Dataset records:
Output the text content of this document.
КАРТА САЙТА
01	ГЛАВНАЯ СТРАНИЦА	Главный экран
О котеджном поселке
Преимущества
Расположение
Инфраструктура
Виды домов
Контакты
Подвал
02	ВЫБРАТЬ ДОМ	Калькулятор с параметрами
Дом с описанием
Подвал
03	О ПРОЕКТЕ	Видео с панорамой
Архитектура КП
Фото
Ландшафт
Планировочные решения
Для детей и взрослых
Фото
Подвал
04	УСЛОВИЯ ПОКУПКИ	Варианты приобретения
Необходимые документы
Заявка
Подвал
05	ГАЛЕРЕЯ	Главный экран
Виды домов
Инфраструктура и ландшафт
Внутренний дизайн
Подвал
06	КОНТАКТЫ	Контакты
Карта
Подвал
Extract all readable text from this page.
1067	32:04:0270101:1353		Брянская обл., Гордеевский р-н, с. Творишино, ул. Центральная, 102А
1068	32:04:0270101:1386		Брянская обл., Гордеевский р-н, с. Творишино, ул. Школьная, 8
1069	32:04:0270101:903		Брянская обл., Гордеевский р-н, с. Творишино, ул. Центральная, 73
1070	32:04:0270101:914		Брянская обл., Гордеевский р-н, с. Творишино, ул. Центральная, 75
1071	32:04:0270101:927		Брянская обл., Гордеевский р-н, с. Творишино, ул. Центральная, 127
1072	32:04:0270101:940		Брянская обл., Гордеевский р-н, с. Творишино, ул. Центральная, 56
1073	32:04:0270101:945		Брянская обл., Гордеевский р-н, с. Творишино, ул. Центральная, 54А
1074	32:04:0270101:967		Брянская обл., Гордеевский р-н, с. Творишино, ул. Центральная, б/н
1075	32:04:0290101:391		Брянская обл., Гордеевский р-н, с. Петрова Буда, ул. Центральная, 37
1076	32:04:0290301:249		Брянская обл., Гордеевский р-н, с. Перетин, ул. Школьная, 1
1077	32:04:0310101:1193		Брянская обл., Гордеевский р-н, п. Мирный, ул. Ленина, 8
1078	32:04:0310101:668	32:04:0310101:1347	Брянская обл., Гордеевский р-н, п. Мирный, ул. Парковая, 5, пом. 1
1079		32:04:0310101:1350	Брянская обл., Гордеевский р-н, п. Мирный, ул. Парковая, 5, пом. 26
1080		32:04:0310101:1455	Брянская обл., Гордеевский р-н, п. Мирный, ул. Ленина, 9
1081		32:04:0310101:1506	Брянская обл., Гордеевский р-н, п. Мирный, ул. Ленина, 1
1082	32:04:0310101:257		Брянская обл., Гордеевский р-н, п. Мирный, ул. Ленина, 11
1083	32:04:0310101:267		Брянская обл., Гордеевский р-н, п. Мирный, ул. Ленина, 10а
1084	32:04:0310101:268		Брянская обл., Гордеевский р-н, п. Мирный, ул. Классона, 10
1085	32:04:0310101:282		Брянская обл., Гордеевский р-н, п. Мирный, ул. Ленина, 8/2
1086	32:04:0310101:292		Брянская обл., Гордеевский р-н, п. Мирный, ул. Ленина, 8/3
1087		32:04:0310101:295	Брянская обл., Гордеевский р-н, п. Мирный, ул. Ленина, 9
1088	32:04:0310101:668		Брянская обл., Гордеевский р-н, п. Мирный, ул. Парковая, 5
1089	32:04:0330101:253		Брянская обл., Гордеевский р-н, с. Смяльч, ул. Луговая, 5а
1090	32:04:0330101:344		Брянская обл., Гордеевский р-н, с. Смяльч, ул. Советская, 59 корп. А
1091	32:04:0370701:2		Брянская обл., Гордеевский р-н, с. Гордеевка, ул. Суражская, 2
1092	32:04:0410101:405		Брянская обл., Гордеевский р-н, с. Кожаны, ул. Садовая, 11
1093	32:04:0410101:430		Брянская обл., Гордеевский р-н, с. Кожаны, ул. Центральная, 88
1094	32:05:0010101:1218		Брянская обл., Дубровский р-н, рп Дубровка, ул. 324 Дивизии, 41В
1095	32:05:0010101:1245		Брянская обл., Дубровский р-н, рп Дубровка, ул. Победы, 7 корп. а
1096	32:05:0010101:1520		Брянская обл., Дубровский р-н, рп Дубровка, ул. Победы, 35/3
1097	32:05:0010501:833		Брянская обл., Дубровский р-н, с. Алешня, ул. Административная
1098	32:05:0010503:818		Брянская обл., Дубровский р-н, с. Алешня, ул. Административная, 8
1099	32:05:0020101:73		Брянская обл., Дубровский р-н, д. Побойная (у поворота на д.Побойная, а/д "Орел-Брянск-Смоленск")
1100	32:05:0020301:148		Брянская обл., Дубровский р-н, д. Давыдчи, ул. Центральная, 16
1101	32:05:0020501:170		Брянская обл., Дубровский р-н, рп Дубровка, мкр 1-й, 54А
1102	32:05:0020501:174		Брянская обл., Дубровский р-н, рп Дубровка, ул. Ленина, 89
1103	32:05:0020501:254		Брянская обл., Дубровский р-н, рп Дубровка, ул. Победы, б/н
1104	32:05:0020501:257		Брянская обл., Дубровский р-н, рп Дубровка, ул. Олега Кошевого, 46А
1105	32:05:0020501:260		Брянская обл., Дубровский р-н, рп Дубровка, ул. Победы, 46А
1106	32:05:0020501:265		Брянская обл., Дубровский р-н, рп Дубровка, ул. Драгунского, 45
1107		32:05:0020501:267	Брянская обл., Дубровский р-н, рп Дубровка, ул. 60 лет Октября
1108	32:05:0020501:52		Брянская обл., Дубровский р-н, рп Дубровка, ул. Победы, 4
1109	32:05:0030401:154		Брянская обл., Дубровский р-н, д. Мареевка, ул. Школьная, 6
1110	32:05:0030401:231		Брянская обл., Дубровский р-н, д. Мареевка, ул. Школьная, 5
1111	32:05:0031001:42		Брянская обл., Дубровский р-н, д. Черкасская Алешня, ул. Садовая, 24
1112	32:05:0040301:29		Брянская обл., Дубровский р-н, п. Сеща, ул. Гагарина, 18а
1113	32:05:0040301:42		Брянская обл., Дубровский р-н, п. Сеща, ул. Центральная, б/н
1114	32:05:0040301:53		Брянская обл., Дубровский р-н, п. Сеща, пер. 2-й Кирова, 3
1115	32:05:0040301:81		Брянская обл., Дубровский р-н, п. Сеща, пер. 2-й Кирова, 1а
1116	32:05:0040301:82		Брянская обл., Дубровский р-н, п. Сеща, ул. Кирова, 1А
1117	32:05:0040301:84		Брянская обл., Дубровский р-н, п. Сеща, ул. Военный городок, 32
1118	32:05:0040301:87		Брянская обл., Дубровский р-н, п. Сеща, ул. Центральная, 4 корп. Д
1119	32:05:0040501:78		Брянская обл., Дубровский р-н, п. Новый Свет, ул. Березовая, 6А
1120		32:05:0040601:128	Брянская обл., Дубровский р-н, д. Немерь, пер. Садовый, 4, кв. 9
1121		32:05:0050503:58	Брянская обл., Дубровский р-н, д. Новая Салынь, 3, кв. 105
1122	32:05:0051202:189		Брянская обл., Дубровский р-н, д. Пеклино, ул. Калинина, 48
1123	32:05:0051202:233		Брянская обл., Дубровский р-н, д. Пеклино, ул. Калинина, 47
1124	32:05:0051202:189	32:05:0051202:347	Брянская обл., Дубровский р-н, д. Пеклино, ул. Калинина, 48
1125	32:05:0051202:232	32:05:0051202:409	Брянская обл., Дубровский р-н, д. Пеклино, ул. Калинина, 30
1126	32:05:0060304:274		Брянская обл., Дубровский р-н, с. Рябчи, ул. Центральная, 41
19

Exercise requirements: Each line in the data that holds the string "Кирова" should be found and copied.

Reply to the exercise:
1114	32:05:0040301:53		Брянская обл., Дубровский р-н, п. Сеща, пер. 2-й Кирова, 3
1115	32:05:0040301:81		Брянская обл., Дубровский р-н, п. Сеща, пер. 2-й Кирова, 1а
1116	32:05:0040301:82		Брянская обл., Дубровский р-н, п. Сеща, ул. Кирова, 1А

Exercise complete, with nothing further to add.